=== PASSAGE PROVIDED ===
..............................
I am originally from Portugal but moved here from Boston, Massachusetts, almost 5 years ago.
2. Where do you live?
Thanks to being a Rockefeller University postdoc, I am fortunate enough to live in RU Housing, in one of the most affluent neighborhoods of New York City: the Upper East Side. In other words, I live across the street from the university.
3. Which is your favorite neighborhood?
There are wonderful scenic views, cute corners, great restaurants, interesting stores, incredible museums, fantastic music venues, etc., everywhere you go around this hustling and bustling city, but if I must, I guess I favor the East Village. Every time I walk down there, I run into some sort of adventure. Either I accidentally stumble into the Howl! Festival or the Charlie Parker Jazz Festival, or there happens to be a Dog Run that day. Or I may see a bunch of people dancing on the street around a few musicians that just met around Tompkins Square Park and decided to have an impromptu performance! On an especially eventful East Village day, an opera singer who just happened to be passing by will join the impromptu performance and deliver an effortless “Queen of the Night” aria, which leaves me saying some cliché like “Only in New York City!” Some days going down to the East Village is less eventful. “All” that happens is that the old man sitting on the park bench where I am reading my book strikes up a conversation and ends up telling me about his beatnik days or the 1988 Police Riot. I have yet to go there and not find something inspiring or downright awe-inspiring in this artsy/quirky neighborhood.
4. What do you think is the most overrated thing in the city?
Cupcakes! And underrated? The Portuguese restaurant Alfama in Midtown. Portuguese cuisine rocks.
5. What do you miss most when you are out of town?
The variety of sounds, people, the fact you can always find a place that is open if you want to have something to eat or drink, the 24/7 subway, the availability of taxis at any time of day or night.
..............................
=== TASKS FOR THIS EXERCISE ===
#1 In the interview, which Portuguese restaurant in Midtown does the speaker call underrated?
#2 Update the part of the records that opens with their first line and closes with the line containing "y-tick-label: 600 xyxy=(60,410,88,429)", replacing "mean-line" with "average-line" and leaving everything else unchanged.
..............................
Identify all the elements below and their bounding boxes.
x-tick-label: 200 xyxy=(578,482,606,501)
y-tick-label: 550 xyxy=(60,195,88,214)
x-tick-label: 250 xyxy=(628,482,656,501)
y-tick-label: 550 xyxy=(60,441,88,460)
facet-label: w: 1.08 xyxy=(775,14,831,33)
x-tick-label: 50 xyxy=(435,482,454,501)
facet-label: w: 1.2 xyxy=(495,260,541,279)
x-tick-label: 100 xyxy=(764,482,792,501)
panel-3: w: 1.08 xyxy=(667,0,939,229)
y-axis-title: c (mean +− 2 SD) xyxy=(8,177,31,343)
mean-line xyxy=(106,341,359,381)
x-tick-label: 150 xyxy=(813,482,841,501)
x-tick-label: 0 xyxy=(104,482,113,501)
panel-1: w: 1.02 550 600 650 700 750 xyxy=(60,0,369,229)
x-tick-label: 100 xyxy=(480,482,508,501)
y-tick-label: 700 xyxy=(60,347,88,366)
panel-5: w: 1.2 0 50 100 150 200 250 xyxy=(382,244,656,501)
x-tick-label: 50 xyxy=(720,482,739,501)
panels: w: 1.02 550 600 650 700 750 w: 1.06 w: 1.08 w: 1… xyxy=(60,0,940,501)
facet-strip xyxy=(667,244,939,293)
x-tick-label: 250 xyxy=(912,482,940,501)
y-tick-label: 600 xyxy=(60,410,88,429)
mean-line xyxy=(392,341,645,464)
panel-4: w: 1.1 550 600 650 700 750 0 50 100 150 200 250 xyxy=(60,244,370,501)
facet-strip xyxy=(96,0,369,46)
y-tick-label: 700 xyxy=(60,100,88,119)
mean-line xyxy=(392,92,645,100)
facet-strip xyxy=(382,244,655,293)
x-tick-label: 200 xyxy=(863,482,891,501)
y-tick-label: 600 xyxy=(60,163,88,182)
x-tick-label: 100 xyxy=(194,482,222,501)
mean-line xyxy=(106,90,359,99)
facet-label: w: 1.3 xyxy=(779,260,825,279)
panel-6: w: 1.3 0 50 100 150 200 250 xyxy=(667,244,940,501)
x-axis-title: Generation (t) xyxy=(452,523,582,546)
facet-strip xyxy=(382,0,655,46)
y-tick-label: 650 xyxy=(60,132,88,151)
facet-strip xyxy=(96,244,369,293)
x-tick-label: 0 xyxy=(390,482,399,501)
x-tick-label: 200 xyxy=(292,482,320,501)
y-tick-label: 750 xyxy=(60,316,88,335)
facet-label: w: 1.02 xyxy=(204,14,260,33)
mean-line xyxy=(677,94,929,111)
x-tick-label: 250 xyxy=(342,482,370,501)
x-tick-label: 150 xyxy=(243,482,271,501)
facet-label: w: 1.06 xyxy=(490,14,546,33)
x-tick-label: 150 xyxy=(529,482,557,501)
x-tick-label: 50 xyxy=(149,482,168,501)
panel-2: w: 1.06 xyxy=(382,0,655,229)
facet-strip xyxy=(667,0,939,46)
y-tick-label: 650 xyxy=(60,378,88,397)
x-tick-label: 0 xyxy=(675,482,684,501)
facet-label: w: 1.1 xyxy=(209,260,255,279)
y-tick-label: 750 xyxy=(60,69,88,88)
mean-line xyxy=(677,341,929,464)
..............................
=== WRITTEN RESPONSES ===
#1 Alfama

#2
Identify all the elements below and their bounding boxes.
x-tick-label: 200 xyxy=(578,482,606,501)
y-tick-label: 550 xyxy=(60,195,88,214)
x-tick-label: 250 xyxy=(628,482,656,501)
y-tick-label: 550 xyxy=(60,441,88,460)
facet-label: w: 1.08 xyxy=(775,14,831,33)
x-tick-label: 50 xyxy=(435,482,454,501)
facet-label: w: 1.2 xyxy=(495,260,541,279)
x-tick-label: 100 xyxy=(764,482,792,501)
panel-3: w: 1.08 xyxy=(667,0,939,229)
y-axis-title: c (mean +− 2 SD) xyxy=(8,177,31,343)
average-line xyxy=(106,341,359,381)
x-tick-label: 150 xyxy=(813,482,841,501)
x-tick-label: 0 xyxy=(104,482,113,501)
panel-1: w: 1.02 550 600 650 700 750 xyxy=(60,0,369,229)
x-tick-label: 100 xyxy=(480,482,508,501)
y-tick-label: 700 xyxy=(60,347,88,366)
panel-5: w: 1.2 0 50 100 150 200 250 xyxy=(382,244,656,501)
x-tick-label: 50 xyxy=(720,482,739,501)
panels: w: 1.02 550 600 650 700 750 w: 1.06 w: 1.08 w: 1… xyxy=(60,0,940,501)
facet-strip xyxy=(667,244,939,293)
x-tick-label: 250 xyxy=(912,482,940,501)
y-tick-label: 600 xyxy=(60,410,88,429)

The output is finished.